╭─ Material provided
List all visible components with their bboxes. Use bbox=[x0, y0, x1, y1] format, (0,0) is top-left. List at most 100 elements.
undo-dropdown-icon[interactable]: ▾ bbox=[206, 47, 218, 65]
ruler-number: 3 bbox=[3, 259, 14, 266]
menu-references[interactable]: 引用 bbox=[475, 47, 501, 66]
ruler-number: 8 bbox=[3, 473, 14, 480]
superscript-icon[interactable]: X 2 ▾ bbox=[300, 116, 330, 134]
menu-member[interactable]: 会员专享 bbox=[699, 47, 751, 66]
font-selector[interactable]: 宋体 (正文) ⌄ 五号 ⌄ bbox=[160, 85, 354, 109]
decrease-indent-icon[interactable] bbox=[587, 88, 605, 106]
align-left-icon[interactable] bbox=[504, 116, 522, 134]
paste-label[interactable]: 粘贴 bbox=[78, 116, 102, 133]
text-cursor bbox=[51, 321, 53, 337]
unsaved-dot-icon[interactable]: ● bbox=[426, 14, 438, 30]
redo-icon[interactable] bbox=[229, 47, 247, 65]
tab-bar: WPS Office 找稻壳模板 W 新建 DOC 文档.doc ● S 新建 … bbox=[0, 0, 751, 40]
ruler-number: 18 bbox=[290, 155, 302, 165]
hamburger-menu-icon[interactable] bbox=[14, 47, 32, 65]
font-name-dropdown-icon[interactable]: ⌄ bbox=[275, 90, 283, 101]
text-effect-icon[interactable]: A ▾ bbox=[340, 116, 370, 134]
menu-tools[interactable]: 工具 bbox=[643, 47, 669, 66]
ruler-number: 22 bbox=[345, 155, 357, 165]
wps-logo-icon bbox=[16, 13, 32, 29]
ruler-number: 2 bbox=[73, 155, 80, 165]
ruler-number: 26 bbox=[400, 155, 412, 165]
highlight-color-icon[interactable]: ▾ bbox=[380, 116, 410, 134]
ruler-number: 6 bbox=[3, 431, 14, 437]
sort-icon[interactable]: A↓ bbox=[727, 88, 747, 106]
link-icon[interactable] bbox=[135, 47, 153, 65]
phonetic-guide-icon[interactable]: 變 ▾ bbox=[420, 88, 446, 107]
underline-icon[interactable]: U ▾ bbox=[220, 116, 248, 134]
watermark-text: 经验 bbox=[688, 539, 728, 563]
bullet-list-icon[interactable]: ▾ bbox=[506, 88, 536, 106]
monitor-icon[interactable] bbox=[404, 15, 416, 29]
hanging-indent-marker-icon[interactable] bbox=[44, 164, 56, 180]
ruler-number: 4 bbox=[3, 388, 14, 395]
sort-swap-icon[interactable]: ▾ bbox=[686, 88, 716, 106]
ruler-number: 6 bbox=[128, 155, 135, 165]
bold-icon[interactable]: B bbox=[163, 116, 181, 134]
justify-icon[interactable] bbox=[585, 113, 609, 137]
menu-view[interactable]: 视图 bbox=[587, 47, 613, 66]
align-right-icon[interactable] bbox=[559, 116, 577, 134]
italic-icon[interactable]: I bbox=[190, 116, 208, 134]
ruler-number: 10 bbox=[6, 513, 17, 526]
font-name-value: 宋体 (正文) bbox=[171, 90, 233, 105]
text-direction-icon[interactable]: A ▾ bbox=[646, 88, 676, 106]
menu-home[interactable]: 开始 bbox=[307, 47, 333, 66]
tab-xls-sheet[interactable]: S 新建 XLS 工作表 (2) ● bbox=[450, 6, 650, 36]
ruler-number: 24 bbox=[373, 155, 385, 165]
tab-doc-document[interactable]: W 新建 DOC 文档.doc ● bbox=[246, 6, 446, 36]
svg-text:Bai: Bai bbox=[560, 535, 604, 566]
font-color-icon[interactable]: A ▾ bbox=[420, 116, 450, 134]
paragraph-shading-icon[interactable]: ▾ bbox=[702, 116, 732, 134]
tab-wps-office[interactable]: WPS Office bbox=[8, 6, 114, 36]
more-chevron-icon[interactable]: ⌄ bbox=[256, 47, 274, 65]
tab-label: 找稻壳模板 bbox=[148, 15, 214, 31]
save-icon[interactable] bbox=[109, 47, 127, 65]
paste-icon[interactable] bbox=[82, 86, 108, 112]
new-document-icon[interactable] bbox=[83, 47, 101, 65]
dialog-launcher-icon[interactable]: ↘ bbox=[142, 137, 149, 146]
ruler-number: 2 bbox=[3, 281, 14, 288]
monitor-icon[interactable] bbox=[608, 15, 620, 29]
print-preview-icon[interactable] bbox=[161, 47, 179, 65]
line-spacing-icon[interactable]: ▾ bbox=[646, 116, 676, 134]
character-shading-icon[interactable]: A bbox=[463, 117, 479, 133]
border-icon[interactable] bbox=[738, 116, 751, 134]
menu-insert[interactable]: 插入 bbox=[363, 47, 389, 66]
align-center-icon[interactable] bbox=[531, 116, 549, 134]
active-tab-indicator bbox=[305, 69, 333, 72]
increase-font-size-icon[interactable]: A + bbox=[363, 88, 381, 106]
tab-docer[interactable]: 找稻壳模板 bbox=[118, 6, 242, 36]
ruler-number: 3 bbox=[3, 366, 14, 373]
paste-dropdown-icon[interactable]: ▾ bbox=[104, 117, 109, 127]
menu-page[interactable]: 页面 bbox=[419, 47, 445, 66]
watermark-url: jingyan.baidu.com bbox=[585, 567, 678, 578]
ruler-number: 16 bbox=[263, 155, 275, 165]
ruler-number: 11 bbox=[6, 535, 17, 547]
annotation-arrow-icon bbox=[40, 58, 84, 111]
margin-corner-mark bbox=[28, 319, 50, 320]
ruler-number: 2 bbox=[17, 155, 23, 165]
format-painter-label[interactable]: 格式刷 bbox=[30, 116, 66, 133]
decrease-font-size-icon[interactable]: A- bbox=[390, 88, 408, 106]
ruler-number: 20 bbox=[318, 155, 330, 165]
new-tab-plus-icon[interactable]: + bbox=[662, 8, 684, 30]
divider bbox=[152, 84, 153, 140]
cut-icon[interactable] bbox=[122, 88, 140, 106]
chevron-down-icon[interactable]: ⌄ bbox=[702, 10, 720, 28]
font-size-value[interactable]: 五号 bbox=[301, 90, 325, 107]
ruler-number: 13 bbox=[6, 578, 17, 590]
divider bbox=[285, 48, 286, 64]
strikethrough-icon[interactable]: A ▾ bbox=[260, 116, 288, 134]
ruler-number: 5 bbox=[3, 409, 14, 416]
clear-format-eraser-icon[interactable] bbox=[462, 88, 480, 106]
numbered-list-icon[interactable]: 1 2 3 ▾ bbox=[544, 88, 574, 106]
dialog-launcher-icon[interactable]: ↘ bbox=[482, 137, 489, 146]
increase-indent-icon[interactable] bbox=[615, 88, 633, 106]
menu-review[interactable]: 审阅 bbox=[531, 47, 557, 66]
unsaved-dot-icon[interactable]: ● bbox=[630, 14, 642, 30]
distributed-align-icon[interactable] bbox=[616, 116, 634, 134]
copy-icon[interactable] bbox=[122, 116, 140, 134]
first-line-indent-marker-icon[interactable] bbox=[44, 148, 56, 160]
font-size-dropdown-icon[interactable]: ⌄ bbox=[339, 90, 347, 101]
╰─
Challenge: Pull out every line of the records above that contains the string "left", copying each line in full. Letter case matters.

Full response:
List all visible components with their bboxes. Use bbox=[x0, y0, x1, y1] format, (0,0) is top-left. List at most 100 elements.
align-left-icon[interactable] bbox=[504, 116, 522, 134]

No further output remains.